(Data tied to figure images)
┄┄┄┄┄┄

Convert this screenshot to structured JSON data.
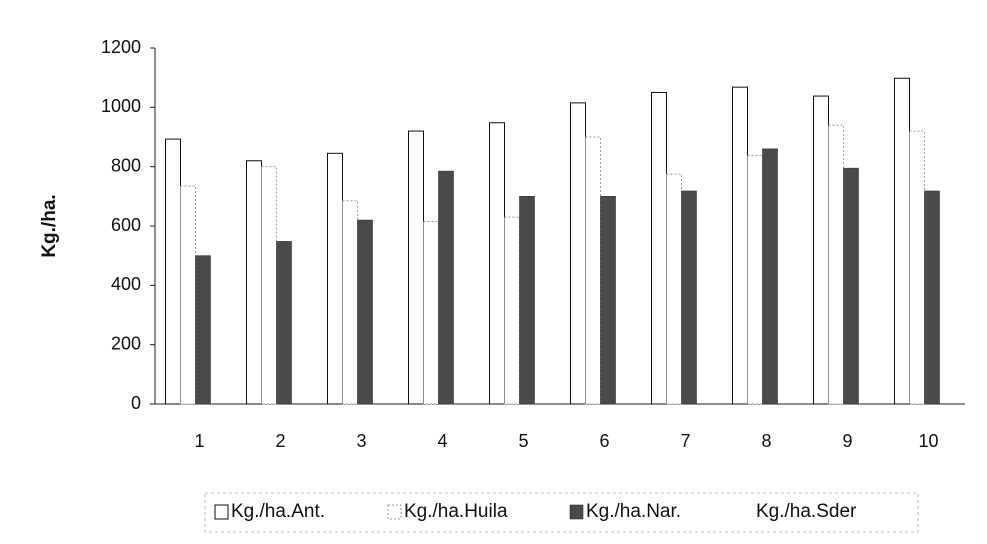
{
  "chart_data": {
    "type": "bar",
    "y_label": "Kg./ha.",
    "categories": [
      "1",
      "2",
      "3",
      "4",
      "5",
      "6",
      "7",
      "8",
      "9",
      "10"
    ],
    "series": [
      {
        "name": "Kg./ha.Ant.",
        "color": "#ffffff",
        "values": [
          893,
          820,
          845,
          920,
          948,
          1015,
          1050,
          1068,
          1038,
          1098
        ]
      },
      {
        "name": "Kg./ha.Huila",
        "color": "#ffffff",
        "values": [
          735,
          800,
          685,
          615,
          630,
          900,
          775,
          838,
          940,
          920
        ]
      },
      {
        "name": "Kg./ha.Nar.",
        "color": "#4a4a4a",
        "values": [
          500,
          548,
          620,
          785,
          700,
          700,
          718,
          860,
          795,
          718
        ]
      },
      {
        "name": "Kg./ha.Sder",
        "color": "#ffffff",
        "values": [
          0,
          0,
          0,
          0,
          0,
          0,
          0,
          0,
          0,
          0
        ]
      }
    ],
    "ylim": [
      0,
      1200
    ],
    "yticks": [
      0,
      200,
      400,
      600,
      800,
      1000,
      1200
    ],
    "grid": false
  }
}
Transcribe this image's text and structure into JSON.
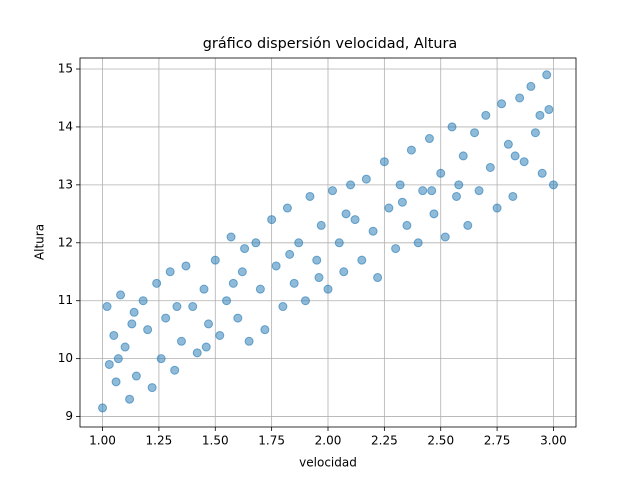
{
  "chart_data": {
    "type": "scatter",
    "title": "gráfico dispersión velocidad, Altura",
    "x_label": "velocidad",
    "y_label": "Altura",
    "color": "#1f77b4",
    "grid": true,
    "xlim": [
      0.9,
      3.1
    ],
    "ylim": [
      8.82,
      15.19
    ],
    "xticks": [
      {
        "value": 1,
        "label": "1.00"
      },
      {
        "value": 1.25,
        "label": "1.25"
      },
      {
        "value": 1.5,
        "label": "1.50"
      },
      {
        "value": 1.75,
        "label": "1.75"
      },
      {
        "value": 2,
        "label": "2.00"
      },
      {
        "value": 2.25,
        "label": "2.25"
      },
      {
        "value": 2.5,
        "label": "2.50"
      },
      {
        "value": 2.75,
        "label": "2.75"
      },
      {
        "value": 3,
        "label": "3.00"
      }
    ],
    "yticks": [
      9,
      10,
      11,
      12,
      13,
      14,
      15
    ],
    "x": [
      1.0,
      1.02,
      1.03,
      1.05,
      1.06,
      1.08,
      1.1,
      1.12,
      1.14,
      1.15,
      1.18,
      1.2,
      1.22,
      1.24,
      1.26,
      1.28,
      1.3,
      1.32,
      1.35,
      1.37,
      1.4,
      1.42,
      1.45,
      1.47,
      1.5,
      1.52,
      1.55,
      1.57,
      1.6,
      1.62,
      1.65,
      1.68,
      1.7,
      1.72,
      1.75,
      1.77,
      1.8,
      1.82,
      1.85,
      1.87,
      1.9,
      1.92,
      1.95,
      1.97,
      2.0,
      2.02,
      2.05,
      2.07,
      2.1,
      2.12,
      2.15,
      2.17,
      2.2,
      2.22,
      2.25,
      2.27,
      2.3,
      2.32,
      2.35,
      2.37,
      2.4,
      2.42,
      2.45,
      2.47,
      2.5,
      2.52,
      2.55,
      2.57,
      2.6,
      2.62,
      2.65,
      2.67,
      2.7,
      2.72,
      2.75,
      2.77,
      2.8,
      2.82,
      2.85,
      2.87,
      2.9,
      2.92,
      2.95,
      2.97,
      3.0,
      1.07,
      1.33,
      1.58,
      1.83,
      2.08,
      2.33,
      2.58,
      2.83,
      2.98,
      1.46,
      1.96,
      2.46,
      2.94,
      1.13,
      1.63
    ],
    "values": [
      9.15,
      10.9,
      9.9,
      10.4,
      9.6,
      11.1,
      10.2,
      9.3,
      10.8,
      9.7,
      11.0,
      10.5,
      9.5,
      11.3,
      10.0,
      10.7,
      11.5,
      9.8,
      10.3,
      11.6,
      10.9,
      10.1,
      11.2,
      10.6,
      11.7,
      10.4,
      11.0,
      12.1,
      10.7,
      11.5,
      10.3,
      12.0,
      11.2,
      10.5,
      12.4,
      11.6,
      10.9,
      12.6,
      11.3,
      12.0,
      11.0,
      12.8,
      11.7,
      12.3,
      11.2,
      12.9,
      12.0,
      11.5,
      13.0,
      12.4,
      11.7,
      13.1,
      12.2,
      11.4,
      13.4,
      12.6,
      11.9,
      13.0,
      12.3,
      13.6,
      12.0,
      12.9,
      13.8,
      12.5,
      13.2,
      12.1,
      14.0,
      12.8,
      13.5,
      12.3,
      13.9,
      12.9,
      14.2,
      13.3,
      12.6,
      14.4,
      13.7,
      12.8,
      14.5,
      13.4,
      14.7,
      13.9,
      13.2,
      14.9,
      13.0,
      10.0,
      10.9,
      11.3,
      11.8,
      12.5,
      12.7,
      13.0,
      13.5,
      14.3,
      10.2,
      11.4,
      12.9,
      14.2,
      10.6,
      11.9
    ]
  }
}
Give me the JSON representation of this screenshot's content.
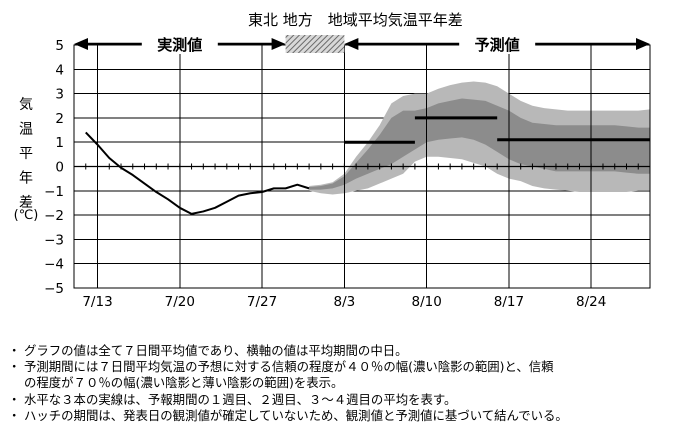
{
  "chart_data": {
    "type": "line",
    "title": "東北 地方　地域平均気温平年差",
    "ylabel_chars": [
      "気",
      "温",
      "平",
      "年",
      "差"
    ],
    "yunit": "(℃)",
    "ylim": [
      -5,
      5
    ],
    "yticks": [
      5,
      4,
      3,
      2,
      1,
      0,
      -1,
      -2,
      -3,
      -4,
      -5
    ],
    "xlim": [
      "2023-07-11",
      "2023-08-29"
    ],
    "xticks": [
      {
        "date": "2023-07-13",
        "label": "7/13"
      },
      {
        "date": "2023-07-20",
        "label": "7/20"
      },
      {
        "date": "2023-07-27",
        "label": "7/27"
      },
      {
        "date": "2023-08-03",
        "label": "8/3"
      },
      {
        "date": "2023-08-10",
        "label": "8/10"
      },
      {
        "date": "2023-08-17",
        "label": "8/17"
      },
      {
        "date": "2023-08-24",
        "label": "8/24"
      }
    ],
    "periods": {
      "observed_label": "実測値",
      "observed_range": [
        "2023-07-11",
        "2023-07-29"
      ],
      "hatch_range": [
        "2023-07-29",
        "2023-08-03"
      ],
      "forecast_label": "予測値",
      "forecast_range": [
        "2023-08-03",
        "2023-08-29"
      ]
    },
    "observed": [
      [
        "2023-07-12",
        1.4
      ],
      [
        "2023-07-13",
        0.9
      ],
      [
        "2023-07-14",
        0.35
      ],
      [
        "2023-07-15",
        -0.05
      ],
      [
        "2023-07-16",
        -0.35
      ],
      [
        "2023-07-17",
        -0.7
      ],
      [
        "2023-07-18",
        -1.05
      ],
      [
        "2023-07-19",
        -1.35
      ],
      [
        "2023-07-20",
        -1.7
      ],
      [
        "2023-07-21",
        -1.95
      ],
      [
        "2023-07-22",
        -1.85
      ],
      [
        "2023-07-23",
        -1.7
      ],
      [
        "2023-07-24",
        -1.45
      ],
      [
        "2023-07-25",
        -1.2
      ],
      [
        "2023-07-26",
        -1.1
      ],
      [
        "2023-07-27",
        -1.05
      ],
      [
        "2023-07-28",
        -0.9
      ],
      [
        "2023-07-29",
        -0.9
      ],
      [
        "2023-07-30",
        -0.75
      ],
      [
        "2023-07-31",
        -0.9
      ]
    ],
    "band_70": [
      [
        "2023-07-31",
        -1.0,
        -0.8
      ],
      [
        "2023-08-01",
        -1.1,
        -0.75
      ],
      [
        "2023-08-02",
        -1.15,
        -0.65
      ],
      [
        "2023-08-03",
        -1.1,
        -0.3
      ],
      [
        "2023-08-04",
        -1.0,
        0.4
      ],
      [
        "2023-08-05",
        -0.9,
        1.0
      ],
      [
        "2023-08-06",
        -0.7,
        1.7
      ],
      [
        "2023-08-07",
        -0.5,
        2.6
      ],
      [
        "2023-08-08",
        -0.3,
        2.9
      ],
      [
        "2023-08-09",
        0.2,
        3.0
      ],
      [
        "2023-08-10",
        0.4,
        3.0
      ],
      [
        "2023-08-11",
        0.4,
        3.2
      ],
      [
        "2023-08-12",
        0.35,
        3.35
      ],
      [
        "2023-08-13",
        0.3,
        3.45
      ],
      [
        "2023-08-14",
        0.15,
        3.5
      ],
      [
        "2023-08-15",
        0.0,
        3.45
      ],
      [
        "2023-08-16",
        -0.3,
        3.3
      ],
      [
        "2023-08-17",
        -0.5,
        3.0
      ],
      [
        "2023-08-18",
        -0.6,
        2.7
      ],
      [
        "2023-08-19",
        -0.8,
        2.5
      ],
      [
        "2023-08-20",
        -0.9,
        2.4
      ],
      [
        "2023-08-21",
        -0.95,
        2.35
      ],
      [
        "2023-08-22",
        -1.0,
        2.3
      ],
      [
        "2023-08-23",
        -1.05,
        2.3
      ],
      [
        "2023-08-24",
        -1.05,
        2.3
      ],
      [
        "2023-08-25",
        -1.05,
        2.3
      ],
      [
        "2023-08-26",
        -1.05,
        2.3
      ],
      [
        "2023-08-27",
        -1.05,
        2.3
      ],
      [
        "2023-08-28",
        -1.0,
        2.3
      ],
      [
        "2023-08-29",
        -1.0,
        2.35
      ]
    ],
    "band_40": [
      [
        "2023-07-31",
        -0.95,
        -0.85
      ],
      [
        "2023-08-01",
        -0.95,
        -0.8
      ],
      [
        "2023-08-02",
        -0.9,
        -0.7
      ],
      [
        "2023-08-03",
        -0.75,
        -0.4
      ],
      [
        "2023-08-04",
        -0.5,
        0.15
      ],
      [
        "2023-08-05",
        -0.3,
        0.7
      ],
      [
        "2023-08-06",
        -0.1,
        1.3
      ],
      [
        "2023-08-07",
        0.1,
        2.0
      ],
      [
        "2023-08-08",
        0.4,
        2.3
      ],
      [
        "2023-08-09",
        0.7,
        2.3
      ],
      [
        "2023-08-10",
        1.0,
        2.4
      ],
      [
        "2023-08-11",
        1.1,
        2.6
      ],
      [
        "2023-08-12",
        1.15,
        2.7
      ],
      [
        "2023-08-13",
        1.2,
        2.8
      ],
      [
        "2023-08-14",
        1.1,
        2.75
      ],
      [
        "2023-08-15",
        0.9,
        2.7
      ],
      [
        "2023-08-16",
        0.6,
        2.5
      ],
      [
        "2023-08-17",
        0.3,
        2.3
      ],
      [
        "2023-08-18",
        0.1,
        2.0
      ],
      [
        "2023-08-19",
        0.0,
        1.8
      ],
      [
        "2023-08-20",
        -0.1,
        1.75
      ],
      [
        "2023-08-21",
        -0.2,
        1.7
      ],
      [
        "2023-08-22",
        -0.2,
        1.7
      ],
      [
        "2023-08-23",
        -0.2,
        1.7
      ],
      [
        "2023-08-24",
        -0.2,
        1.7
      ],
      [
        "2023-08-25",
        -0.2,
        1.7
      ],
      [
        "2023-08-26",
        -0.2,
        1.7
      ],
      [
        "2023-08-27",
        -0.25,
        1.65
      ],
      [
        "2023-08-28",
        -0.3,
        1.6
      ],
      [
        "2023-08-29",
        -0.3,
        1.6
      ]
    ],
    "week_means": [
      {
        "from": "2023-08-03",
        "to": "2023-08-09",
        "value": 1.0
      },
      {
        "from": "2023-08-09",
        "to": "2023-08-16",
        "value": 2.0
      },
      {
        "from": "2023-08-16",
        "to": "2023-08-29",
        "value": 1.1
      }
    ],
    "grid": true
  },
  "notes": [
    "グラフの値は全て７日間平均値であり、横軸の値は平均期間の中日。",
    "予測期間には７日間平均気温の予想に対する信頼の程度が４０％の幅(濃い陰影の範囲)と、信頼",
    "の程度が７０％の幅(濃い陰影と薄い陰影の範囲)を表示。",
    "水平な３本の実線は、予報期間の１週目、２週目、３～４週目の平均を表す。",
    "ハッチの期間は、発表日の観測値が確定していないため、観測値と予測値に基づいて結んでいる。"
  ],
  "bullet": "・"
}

┄┄┄┄┄┄

■ Exercise prompt ■
Where a line of the material above holds the string "from", copy that line.

■ Final result ■
        "from": "2023-08-03",
        "from": "2023-08-09",
        "from": "2023-08-16",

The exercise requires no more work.